**REQUIRED ACTION:** Each record needs to be transcribed word for word, though without its pictures.

───── SOURCE MATERIAL

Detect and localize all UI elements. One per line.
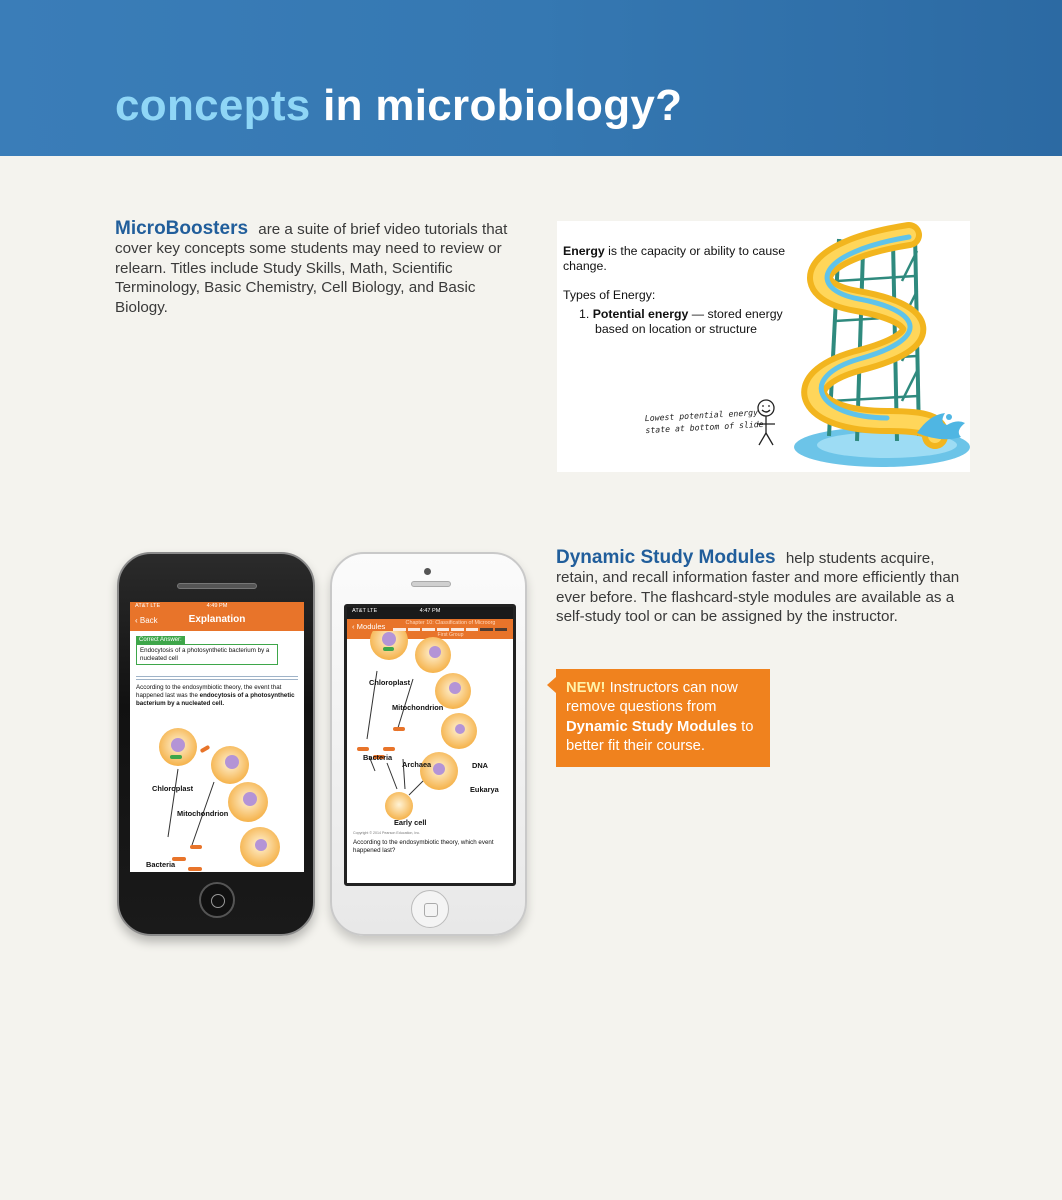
item-term: Potential energy bbox=[592, 307, 689, 321]
correct-answer-label: Correct Answer: bbox=[136, 636, 185, 644]
new-feature-callout bbox=[556, 669, 770, 767]
label-dna: DNA bbox=[472, 761, 489, 770]
back-button[interactable]: ‹ Back bbox=[135, 616, 158, 625]
energy-term: Energy bbox=[563, 244, 605, 258]
divider bbox=[136, 679, 298, 680]
label-eukarya: Eukarya bbox=[470, 785, 499, 794]
status-bar bbox=[130, 602, 304, 610]
explanation-body: According to the endosymbiotic theory, the event that happened last was the bbox=[136, 684, 282, 699]
home-button bbox=[199, 882, 235, 918]
status-time: 4:47 PM bbox=[419, 608, 441, 614]
correct-answer-box: Endocytosis of a photosynthetic bacterium by a nucleated cell bbox=[136, 644, 278, 665]
nav-bar bbox=[130, 610, 304, 631]
home-button bbox=[411, 890, 449, 928]
label-bacteria: Bacteria bbox=[363, 753, 393, 762]
page-title bbox=[115, 80, 682, 132]
phone-black bbox=[117, 552, 315, 936]
microboosters-heading: MicroBoosters bbox=[115, 218, 249, 239]
phone-speaker bbox=[177, 583, 257, 589]
label-mitochondrion: Mitochondrion bbox=[392, 703, 444, 712]
phone-speaker bbox=[411, 581, 451, 587]
carrier-text: AT&T LTE bbox=[352, 608, 378, 614]
new-badge: NEW! bbox=[566, 680, 606, 696]
group-title: First Group bbox=[437, 632, 464, 638]
note-line-2: state at bottom of slide bbox=[645, 418, 764, 436]
phone-screen-module bbox=[344, 604, 516, 886]
energy-type-item bbox=[579, 307, 803, 337]
callout-text-1: Instructors can now remove questions from bbox=[566, 680, 738, 716]
microboosters-description bbox=[115, 219, 527, 317]
title-rest: in microbiology? bbox=[310, 81, 683, 130]
copyright-line: Copyright © 2014 Pearson Education, Inc. bbox=[353, 831, 421, 835]
status-time: 4:49 PM bbox=[206, 603, 228, 609]
cell-diagram bbox=[347, 631, 513, 841]
page-header bbox=[0, 0, 1062, 156]
explanation-text bbox=[136, 684, 296, 707]
note-line-1: Lowest potential energy bbox=[644, 407, 759, 424]
energy-definition: is the capacity or ability to cause change. bbox=[563, 244, 786, 273]
item-definition: — stored energy based on location or structure bbox=[595, 307, 783, 336]
slide-text bbox=[563, 244, 803, 337]
label-early-cell: Early cell bbox=[394, 818, 427, 827]
label-archaea: Archaea bbox=[402, 760, 432, 769]
dsm-heading: Dynamic Study Modules bbox=[556, 547, 776, 568]
chapter-title: Chapter 10: Classification of Microorg bbox=[405, 620, 496, 626]
callout-bold: Dynamic Study Modules bbox=[566, 718, 738, 735]
status-bar bbox=[347, 607, 513, 615]
module-question: According to the endosymbiotic theory, which event happened last? bbox=[353, 839, 494, 854]
carrier-text: AT&T LTE bbox=[135, 603, 161, 609]
label-chloroplast: Chloroplast bbox=[152, 784, 194, 793]
dsm-description bbox=[556, 548, 968, 627]
energy-slide-image bbox=[557, 221, 970, 472]
label-bacteria: Bacteria bbox=[146, 860, 176, 869]
phone-white bbox=[330, 552, 527, 936]
phone-screen-explanation bbox=[130, 602, 304, 872]
label-mitochondrion: Mitochondrion bbox=[177, 809, 229, 818]
microboosters-body: are a suite of brief video tutorials that cover key concepts some students may need to review or relearn. Titles include Study Skills, Math, Scientific Terminology, Basic Chemistry, Cell Biology, and Basic Biology. bbox=[115, 221, 508, 316]
phone-camera bbox=[424, 568, 431, 575]
callout-text-2: to better fit their course. bbox=[566, 718, 754, 754]
explanation-bold: endocytosis of a photosynthetic bacterium by a nucleated cell. bbox=[136, 691, 295, 707]
title-highlight: concepts bbox=[115, 81, 311, 130]
dsm-body: help students acquire, retain, and recall information faster and more efficiently than ever before. The flashcard-style modules are available as a self-study tool or can be assigned by the instructor. bbox=[556, 550, 960, 626]
nav-title: Explanation bbox=[188, 614, 246, 625]
energy-types-label: Types of Energy: bbox=[563, 288, 656, 302]
divider bbox=[136, 676, 298, 677]
label-chloroplast: Chloroplast bbox=[369, 678, 411, 687]
item-number: 1. bbox=[579, 307, 590, 321]
modules-back-button[interactable]: ‹ Modules bbox=[352, 622, 386, 631]
cell-diagram bbox=[130, 727, 304, 872]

──────────

**REPLY TO THE TASK:**
Detect and localize all UI elements. One per line.
item-term: Potential energy bbox=[592, 307, 689, 321]
correct-answer-label: Correct Answer: bbox=[136, 636, 185, 644]
new-feature-callout bbox=[556, 669, 770, 767]
label-dna: DNA bbox=[472, 761, 489, 770]
back-button[interactable]: ‹ Back bbox=[135, 616, 158, 625]
energy-term: Energy bbox=[563, 244, 605, 258]
divider bbox=[136, 679, 298, 680]
label-eukarya: Eukarya bbox=[470, 785, 499, 794]
status-bar bbox=[130, 602, 304, 610]
explanation-body: According to the endosymbiotic theory, the event that happened last was the bbox=[136, 684, 282, 699]
home-button bbox=[199, 882, 235, 918]
status-time: 4:47 PM bbox=[419, 608, 441, 614]
correct-answer-box: Endocytosis of a photosynthetic bacterium by a nucleated cell bbox=[136, 644, 278, 665]
nav-bar bbox=[130, 610, 304, 631]
home-button bbox=[411, 890, 449, 928]
label-bacteria: Bacteria bbox=[363, 753, 393, 762]
page-title bbox=[115, 80, 682, 132]
phone-black bbox=[117, 552, 315, 936]
microboosters-heading: MicroBoosters bbox=[115, 218, 249, 239]
phone-speaker bbox=[177, 583, 257, 589]
label-mitochondrion: Mitochondrion bbox=[392, 703, 444, 712]
phone-speaker bbox=[411, 581, 451, 587]
carrier-text: AT&T LTE bbox=[352, 608, 378, 614]
new-badge: NEW! bbox=[566, 680, 606, 696]
group-title: First Group bbox=[437, 632, 464, 638]
note-line-2: state at bottom of slide bbox=[645, 418, 764, 436]
phone-screen-module bbox=[344, 604, 516, 886]
energy-type-item bbox=[579, 307, 803, 337]
callout-text-1: Instructors can now remove questions from bbox=[566, 680, 738, 716]
microboosters-description bbox=[115, 219, 527, 317]
title-rest: in microbiology? bbox=[310, 81, 683, 130]
copyright-line: Copyright © 2014 Pearson Education, Inc. bbox=[353, 831, 421, 835]
status-time: 4:49 PM bbox=[206, 603, 228, 609]
cell-diagram bbox=[347, 631, 513, 841]
page-header bbox=[0, 0, 1062, 156]
explanation-text bbox=[136, 684, 296, 707]
note-line-1: Lowest potential energy bbox=[644, 407, 759, 424]
energy-definition: is the capacity or ability to cause change. bbox=[563, 244, 786, 273]
item-definition: — stored energy based on location or structure bbox=[595, 307, 783, 336]
slide-text bbox=[563, 244, 803, 337]
label-early-cell: Early cell bbox=[394, 818, 427, 827]
label-archaea: Archaea bbox=[402, 760, 432, 769]
dsm-heading: Dynamic Study Modules bbox=[556, 547, 776, 568]
chapter-title: Chapter 10: Classification of Microorg bbox=[405, 620, 496, 626]
callout-bold: Dynamic Study Modules bbox=[566, 718, 738, 735]
status-bar bbox=[347, 607, 513, 615]
module-question: According to the endosymbiotic theory, which event happened last? bbox=[353, 839, 494, 854]
carrier-text: AT&T LTE bbox=[135, 603, 161, 609]
label-chloroplast: Chloroplast bbox=[152, 784, 194, 793]
dsm-description bbox=[556, 548, 968, 627]
energy-slide-image bbox=[557, 221, 970, 472]
label-bacteria: Bacteria bbox=[146, 860, 176, 869]
phone-white bbox=[330, 552, 527, 936]
phone-screen-explanation bbox=[130, 602, 304, 872]
label-mitochondrion: Mitochondrion bbox=[177, 809, 229, 818]
microboosters-body: are a suite of brief video tutorials that cover key concepts some students may need to review or relearn. Titles include Study Skills, Math, Scientific Terminology, Basic Chemistry, Cell Biology, and Basic Biology. bbox=[115, 221, 508, 316]
phone-camera bbox=[424, 568, 431, 575]
callout-text-2: to better fit their course. bbox=[566, 718, 754, 754]
explanation-bold: endocytosis of a photosynthetic bacterium by a nucleated cell. bbox=[136, 691, 295, 707]
title-highlight: concepts bbox=[115, 81, 311, 130]
dsm-body: help students acquire, retain, and recall information faster and more efficiently than ever before. The flashcard-style modules are available as a self-study tool or can be assigned by the instructor. bbox=[556, 550, 960, 626]
nav-title: Explanation bbox=[188, 614, 246, 625]
energy-types-label: Types of Energy: bbox=[563, 288, 656, 302]
divider bbox=[136, 676, 298, 677]
label-chloroplast: Chloroplast bbox=[369, 678, 411, 687]
item-number: 1. bbox=[579, 307, 590, 321]
modules-back-button[interactable]: ‹ Modules bbox=[352, 622, 386, 631]
cell-diagram bbox=[130, 727, 304, 872]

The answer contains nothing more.